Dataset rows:
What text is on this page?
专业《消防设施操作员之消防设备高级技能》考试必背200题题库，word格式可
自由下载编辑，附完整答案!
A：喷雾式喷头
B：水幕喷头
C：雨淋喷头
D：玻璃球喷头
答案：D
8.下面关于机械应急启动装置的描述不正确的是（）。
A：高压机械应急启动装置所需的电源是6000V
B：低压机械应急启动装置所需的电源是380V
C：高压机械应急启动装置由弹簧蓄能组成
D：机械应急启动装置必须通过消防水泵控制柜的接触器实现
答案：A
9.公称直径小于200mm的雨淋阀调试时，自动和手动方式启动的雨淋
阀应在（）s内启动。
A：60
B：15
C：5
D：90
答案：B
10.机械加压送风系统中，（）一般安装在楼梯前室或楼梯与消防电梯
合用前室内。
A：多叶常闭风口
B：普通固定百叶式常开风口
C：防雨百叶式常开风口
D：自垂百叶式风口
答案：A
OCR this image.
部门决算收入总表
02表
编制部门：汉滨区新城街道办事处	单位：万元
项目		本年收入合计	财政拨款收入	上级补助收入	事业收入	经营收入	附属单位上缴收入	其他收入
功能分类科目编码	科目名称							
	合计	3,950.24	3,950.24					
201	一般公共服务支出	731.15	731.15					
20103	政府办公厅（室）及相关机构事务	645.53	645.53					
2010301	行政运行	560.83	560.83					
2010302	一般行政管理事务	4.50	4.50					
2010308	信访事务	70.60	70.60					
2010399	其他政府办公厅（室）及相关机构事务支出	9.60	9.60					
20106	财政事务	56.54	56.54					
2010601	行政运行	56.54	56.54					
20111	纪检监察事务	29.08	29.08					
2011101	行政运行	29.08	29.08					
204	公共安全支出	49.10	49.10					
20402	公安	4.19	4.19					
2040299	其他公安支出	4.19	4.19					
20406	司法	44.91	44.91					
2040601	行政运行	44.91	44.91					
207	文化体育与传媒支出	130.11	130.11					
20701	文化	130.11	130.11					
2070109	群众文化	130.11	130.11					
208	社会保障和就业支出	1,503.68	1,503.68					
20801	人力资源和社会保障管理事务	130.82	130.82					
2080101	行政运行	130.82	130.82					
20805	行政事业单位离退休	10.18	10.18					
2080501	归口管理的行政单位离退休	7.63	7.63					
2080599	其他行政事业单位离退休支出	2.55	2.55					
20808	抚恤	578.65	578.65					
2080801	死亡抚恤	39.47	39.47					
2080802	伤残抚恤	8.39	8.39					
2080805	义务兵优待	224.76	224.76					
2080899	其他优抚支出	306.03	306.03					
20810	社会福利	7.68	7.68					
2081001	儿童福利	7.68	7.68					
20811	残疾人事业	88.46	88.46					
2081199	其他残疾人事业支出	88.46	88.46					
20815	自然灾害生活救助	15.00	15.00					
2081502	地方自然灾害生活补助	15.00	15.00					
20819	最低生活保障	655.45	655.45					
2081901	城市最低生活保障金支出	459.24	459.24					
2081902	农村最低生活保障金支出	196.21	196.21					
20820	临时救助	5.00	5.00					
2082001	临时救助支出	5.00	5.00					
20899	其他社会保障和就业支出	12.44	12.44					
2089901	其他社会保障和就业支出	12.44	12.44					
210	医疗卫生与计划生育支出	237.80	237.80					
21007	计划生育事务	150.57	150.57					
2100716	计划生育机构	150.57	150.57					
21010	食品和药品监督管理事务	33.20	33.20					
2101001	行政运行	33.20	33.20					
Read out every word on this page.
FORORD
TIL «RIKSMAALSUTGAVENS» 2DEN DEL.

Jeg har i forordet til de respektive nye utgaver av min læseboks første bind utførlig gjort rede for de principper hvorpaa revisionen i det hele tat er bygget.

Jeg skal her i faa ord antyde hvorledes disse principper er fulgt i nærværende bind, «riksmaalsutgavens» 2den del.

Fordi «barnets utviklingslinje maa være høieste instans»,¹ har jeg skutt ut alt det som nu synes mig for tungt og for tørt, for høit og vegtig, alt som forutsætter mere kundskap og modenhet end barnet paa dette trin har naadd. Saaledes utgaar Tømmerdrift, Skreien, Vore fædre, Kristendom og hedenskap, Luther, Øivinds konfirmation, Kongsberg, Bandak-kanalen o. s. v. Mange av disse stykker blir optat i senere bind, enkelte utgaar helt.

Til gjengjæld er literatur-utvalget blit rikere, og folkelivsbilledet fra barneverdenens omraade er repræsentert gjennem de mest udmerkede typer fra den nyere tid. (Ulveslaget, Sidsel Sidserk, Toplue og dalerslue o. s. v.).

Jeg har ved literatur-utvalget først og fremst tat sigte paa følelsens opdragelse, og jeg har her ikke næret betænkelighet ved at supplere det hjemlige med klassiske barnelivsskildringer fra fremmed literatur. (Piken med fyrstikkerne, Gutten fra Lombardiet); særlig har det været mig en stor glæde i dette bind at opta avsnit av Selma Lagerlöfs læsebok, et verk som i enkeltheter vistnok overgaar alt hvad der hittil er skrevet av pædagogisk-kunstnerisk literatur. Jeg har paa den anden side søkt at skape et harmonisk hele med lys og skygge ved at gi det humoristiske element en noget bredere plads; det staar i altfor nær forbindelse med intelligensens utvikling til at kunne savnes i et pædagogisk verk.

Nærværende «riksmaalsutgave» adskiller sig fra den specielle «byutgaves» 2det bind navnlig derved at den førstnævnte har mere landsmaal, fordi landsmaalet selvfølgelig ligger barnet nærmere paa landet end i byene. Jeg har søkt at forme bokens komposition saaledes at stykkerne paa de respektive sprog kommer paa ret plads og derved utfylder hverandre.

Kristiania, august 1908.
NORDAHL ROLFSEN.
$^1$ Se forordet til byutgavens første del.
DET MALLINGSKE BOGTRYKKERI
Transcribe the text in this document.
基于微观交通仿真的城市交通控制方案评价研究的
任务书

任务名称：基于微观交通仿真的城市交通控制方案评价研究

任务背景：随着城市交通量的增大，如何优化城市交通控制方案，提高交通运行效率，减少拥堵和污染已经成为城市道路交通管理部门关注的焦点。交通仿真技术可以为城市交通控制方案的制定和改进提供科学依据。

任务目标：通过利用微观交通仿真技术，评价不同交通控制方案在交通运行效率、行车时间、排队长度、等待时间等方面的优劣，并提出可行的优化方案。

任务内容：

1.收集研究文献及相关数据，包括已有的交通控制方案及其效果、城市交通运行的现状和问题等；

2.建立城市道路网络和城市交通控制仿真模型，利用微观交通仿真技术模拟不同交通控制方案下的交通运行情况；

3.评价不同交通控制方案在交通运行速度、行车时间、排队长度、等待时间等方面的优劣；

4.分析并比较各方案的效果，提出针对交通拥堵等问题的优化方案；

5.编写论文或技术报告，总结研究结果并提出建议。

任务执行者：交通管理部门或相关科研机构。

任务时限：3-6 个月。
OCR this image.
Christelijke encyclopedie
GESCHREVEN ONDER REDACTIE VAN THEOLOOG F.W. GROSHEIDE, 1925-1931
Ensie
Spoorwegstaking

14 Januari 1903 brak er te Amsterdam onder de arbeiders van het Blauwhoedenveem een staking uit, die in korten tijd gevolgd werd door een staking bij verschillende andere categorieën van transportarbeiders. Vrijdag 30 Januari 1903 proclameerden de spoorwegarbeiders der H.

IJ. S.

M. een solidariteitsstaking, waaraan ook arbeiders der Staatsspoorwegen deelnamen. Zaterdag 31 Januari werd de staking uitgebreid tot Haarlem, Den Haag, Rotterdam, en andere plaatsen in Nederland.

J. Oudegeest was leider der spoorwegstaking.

● EXERCISE: Return every line of the preceding records in which the word "barnet" appears.

● SOLUTION TO THIS PROBLEM:
Fordi «barnets utviklingslinje maa være høieste instans»,¹ har jeg skutt ut alt det som nu synes mig for tungt og for tørt, for høit og vegtig, alt som forutsætter mere kundskap og modenhet end barnet paa dette trin har naadd. Saaledes utgaar Tømmerdrift, Skreien, Vore fædre, Kristendom og hedenskap, Luther, Øivinds konfirmation, Kongsberg, Bandak-kanalen o. s. v. Mange av disse stykker blir optat i senere bind, enkelte utgaar helt.
Nærværende «riksmaalsutgave» adskiller sig fra den specielle «byutgaves» 2det bind navnlig derved at den førstnævnte har mere landsmaal, fordi landsmaalet selvfølgelig ligger barnet nærmere paa landet end i byene. Jeg har søkt at forme bokens komposition saaledes at stykkerne paa de respektive sprog kommer paa ret plads og derved utfylder hverandre.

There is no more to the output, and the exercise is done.